───── EXERCISE MATERIAL ─────

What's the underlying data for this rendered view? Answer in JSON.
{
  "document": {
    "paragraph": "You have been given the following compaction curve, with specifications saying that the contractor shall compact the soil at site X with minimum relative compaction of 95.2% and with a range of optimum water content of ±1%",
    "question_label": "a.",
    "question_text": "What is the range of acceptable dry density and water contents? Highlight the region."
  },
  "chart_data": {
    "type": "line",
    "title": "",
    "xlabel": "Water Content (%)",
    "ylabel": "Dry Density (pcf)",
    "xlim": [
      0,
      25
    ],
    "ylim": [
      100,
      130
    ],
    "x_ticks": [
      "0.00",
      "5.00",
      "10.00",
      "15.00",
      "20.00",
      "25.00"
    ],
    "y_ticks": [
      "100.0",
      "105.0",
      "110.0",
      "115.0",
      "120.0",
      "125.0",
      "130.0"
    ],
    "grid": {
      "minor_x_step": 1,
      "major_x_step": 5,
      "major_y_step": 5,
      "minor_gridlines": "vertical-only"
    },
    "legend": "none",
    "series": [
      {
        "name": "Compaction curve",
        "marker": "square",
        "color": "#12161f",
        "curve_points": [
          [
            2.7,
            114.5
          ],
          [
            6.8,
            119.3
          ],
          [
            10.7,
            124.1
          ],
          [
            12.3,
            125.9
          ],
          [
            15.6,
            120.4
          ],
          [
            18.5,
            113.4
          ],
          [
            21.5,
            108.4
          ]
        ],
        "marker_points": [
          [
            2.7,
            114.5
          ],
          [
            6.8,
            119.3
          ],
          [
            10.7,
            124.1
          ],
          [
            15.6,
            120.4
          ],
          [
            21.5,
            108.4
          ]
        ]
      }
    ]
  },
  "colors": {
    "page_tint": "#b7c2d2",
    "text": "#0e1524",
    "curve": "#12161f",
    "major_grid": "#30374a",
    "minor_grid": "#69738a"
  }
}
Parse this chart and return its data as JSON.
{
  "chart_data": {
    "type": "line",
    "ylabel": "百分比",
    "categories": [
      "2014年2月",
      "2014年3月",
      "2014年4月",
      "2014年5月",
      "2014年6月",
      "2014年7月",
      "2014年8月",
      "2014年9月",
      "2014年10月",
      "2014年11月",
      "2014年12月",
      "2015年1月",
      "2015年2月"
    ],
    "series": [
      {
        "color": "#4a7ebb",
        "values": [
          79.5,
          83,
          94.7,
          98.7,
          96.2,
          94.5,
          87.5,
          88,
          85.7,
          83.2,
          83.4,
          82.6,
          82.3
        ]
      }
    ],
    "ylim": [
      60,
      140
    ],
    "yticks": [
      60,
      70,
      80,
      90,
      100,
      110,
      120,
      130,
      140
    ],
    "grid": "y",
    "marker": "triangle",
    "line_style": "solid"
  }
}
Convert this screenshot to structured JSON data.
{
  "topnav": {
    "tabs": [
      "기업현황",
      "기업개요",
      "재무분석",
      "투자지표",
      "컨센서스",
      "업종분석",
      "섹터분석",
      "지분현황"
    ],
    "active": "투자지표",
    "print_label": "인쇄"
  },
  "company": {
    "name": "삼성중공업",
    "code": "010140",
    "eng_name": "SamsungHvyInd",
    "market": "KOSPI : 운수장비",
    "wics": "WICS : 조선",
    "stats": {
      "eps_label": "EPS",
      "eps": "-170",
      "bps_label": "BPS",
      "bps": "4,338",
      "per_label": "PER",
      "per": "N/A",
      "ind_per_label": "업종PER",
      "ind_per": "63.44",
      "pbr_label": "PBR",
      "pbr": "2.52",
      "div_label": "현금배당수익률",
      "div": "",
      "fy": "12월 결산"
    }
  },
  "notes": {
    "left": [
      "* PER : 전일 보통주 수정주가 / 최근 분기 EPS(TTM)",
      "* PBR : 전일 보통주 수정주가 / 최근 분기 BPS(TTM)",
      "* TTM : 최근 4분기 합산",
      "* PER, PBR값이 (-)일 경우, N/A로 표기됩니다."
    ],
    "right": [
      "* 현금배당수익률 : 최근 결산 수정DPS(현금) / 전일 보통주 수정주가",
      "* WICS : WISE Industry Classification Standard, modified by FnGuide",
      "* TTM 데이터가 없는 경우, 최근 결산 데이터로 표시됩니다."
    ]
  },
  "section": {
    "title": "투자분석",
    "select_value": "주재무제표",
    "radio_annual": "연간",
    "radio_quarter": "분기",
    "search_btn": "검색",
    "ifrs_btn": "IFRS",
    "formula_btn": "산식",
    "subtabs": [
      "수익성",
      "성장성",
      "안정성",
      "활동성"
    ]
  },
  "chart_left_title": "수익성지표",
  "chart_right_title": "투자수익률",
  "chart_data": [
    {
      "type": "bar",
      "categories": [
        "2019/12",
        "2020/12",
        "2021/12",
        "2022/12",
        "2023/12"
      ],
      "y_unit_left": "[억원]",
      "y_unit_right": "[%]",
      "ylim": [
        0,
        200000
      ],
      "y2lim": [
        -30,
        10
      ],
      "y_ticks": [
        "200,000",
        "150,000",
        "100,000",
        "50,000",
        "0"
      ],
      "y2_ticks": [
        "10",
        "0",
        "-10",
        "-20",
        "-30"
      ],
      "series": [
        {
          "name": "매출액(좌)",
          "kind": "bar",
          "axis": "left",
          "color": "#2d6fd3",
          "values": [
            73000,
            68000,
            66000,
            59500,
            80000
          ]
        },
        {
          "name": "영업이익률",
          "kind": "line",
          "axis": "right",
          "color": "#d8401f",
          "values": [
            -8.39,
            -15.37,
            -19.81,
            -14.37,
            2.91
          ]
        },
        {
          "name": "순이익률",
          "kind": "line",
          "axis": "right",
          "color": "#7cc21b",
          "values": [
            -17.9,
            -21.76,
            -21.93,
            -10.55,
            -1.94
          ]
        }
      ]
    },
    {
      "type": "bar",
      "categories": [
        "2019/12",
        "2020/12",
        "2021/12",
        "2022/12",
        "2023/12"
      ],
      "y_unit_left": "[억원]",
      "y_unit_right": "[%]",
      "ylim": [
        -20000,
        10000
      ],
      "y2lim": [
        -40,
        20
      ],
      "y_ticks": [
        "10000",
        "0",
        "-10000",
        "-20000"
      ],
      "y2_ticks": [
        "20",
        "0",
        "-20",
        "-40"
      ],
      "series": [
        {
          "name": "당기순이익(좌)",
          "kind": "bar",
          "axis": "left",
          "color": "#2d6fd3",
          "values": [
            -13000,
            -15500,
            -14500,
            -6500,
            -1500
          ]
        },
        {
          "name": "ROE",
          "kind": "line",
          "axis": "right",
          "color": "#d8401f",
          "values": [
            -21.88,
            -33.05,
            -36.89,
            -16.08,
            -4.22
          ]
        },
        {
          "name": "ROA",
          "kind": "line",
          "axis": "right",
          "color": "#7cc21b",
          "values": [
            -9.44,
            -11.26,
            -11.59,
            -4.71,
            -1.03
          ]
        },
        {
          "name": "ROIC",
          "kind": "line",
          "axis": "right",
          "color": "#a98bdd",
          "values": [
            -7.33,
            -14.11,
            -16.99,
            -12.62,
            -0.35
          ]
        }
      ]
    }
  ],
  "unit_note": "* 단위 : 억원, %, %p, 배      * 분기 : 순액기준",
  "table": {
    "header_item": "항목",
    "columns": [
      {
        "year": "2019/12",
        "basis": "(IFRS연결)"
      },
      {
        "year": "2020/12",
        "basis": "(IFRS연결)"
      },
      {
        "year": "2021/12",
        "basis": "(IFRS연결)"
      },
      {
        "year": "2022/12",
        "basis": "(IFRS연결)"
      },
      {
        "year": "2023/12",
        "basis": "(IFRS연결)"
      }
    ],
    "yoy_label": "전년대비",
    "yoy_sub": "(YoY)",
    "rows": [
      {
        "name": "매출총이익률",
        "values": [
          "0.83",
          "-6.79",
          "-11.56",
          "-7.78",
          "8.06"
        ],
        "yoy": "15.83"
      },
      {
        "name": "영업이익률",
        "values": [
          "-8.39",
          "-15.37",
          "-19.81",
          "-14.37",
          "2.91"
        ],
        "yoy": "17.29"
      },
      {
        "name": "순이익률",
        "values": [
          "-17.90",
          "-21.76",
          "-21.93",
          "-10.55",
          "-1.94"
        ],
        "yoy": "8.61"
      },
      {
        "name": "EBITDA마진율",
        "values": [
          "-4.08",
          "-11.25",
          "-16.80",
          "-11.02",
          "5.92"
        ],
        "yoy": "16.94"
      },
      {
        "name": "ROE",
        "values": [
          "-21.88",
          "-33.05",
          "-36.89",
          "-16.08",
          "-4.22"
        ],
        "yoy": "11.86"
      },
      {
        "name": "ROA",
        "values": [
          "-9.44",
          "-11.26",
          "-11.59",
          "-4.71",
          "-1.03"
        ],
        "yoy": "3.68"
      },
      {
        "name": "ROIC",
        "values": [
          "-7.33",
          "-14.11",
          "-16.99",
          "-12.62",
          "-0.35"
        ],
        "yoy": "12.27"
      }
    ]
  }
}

─────

YOUR OBJECTIVE:
Within the entries above, work out how many lines contain the word "현금배당수익률". The number alone is the answer.

SOLVED PROBLEM:
2